What needs to be done ▸
Reproduce verbatim the stretch of the entries from their first line through the line containing "8, 1244, 30]", including both of those lines.

Given entries ▸
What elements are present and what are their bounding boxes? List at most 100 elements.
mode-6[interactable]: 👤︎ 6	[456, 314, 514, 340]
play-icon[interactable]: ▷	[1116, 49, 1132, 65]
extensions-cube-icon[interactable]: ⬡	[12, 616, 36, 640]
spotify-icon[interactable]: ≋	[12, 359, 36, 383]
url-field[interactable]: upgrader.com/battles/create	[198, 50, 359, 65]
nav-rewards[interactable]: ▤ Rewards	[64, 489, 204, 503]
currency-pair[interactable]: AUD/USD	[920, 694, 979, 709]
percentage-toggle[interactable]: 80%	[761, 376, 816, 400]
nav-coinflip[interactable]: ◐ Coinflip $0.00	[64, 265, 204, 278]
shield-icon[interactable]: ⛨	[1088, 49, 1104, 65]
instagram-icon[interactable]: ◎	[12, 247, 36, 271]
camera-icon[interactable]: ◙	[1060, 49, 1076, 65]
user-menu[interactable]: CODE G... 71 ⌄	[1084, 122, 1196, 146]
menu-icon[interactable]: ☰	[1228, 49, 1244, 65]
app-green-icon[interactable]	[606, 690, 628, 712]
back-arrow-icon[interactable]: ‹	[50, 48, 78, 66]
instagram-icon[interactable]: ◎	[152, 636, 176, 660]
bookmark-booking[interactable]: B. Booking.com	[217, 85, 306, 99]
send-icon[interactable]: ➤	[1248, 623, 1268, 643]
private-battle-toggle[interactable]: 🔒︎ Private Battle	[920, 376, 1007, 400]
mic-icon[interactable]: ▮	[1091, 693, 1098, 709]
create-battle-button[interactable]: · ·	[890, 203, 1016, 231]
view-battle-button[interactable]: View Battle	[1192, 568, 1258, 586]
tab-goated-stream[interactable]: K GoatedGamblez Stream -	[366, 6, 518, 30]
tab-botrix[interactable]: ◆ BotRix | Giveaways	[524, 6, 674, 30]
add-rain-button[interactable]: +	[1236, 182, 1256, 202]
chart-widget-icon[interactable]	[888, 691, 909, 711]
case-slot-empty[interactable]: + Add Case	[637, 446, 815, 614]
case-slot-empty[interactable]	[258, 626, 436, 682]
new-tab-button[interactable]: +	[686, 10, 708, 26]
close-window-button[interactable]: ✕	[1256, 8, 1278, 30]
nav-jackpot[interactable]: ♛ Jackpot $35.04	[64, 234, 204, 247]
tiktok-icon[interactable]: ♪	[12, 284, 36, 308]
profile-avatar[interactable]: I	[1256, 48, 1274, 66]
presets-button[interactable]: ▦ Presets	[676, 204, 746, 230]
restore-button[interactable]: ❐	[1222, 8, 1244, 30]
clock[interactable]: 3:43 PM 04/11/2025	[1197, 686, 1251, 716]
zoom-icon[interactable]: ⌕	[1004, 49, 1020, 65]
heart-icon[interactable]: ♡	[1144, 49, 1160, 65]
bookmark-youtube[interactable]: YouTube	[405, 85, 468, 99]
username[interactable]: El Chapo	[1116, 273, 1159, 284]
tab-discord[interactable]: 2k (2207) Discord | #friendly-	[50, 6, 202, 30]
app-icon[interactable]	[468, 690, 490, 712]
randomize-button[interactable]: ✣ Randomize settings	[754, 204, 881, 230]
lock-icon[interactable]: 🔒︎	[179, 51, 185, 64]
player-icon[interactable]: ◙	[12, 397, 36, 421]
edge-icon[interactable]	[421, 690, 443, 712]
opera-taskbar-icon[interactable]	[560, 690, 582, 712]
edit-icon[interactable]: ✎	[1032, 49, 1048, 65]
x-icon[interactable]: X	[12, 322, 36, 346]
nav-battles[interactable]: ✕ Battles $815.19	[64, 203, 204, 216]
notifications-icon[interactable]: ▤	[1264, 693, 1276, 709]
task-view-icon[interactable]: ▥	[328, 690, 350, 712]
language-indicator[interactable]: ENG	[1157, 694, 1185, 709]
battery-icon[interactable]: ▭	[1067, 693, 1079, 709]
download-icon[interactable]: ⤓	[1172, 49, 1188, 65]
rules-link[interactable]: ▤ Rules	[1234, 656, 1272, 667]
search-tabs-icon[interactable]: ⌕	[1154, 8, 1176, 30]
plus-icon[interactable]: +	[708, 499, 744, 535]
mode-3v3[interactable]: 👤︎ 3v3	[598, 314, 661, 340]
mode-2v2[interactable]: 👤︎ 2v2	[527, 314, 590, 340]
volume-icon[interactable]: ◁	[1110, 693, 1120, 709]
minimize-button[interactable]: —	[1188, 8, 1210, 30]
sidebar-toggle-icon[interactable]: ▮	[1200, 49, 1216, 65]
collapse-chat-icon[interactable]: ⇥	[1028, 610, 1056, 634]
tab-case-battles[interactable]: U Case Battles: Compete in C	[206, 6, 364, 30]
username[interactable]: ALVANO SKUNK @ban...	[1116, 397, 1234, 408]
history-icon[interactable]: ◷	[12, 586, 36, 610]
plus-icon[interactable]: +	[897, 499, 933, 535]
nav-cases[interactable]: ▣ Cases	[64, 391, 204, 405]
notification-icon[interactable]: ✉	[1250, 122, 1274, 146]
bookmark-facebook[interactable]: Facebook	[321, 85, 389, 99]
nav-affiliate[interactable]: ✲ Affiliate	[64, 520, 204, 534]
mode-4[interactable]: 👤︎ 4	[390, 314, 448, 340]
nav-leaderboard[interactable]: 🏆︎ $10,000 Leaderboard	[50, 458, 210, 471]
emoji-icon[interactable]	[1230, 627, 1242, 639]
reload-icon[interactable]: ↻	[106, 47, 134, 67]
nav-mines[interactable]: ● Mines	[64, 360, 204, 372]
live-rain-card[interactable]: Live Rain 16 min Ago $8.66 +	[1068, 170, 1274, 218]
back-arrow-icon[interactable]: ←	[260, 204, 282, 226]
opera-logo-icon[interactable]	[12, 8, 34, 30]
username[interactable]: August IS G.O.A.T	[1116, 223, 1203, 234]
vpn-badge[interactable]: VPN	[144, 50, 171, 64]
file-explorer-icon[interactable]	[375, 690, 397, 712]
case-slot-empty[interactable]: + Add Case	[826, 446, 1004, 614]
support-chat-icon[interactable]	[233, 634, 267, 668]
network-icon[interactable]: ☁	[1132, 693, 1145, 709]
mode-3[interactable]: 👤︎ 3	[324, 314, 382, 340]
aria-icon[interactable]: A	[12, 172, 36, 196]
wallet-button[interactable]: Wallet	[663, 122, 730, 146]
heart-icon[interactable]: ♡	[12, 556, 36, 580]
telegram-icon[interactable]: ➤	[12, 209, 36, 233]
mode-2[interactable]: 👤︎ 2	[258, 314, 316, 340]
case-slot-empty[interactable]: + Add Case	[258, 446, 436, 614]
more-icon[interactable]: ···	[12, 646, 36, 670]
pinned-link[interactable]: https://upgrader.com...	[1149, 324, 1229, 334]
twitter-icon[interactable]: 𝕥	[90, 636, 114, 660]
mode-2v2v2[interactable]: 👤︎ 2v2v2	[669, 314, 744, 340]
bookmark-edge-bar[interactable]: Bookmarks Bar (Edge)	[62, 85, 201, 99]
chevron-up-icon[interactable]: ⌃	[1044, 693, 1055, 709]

Complete output ▸
What elements are present and what are their bounding boxes? List at most 100 elements.
mode-6[interactable]: 👤︎ 6	[456, 314, 514, 340]
play-icon[interactable]: ▷	[1116, 49, 1132, 65]
extensions-cube-icon[interactable]: ⬡	[12, 616, 36, 640]
spotify-icon[interactable]: ≋	[12, 359, 36, 383]
url-field[interactable]: upgrader.com/battles/create	[198, 50, 359, 65]
nav-rewards[interactable]: ▤ Rewards	[64, 489, 204, 503]
currency-pair[interactable]: AUD/USD	[920, 694, 979, 709]
percentage-toggle[interactable]: 80%	[761, 376, 816, 400]
nav-coinflip[interactable]: ◐ Coinflip $0.00	[64, 265, 204, 278]
shield-icon[interactable]: ⛨	[1088, 49, 1104, 65]
instagram-icon[interactable]: ◎	[12, 247, 36, 271]
camera-icon[interactable]: ◙	[1060, 49, 1076, 65]
user-menu[interactable]: CODE G... 71 ⌄	[1084, 122, 1196, 146]
menu-icon[interactable]: ☰	[1228, 49, 1244, 65]
app-green-icon[interactable]	[606, 690, 628, 712]
back-arrow-icon[interactable]: ‹	[50, 48, 78, 66]
instagram-icon[interactable]: ◎	[152, 636, 176, 660]
bookmark-booking[interactable]: B. Booking.com	[217, 85, 306, 99]
send-icon[interactable]: ➤	[1248, 623, 1268, 643]
private-battle-toggle[interactable]: 🔒︎ Private Battle	[920, 376, 1007, 400]
mic-icon[interactable]: ▮	[1091, 693, 1098, 709]
create-battle-button[interactable]: · ·	[890, 203, 1016, 231]
view-battle-button[interactable]: View Battle	[1192, 568, 1258, 586]
tab-goated-stream[interactable]: K GoatedGamblez Stream -	[366, 6, 518, 30]
tab-botrix[interactable]: ◆ BotRix | Giveaways	[524, 6, 674, 30]
add-rain-button[interactable]: +	[1236, 182, 1256, 202]
chart-widget-icon[interactable]	[888, 691, 909, 711]
case-slot-empty[interactable]: + Add Case	[637, 446, 815, 614]
case-slot-empty[interactable]	[258, 626, 436, 682]
new-tab-button[interactable]: +	[686, 10, 708, 26]
close-window-button[interactable]: ✕	[1256, 8, 1278, 30]
nav-jackpot[interactable]: ♛ Jackpot $35.04	[64, 234, 204, 247]
tiktok-icon[interactable]: ♪	[12, 284, 36, 308]
profile-avatar[interactable]: I	[1256, 48, 1274, 66]
presets-button[interactable]: ▦ Presets	[676, 204, 746, 230]
restore-button[interactable]: ❐	[1222, 8, 1244, 30]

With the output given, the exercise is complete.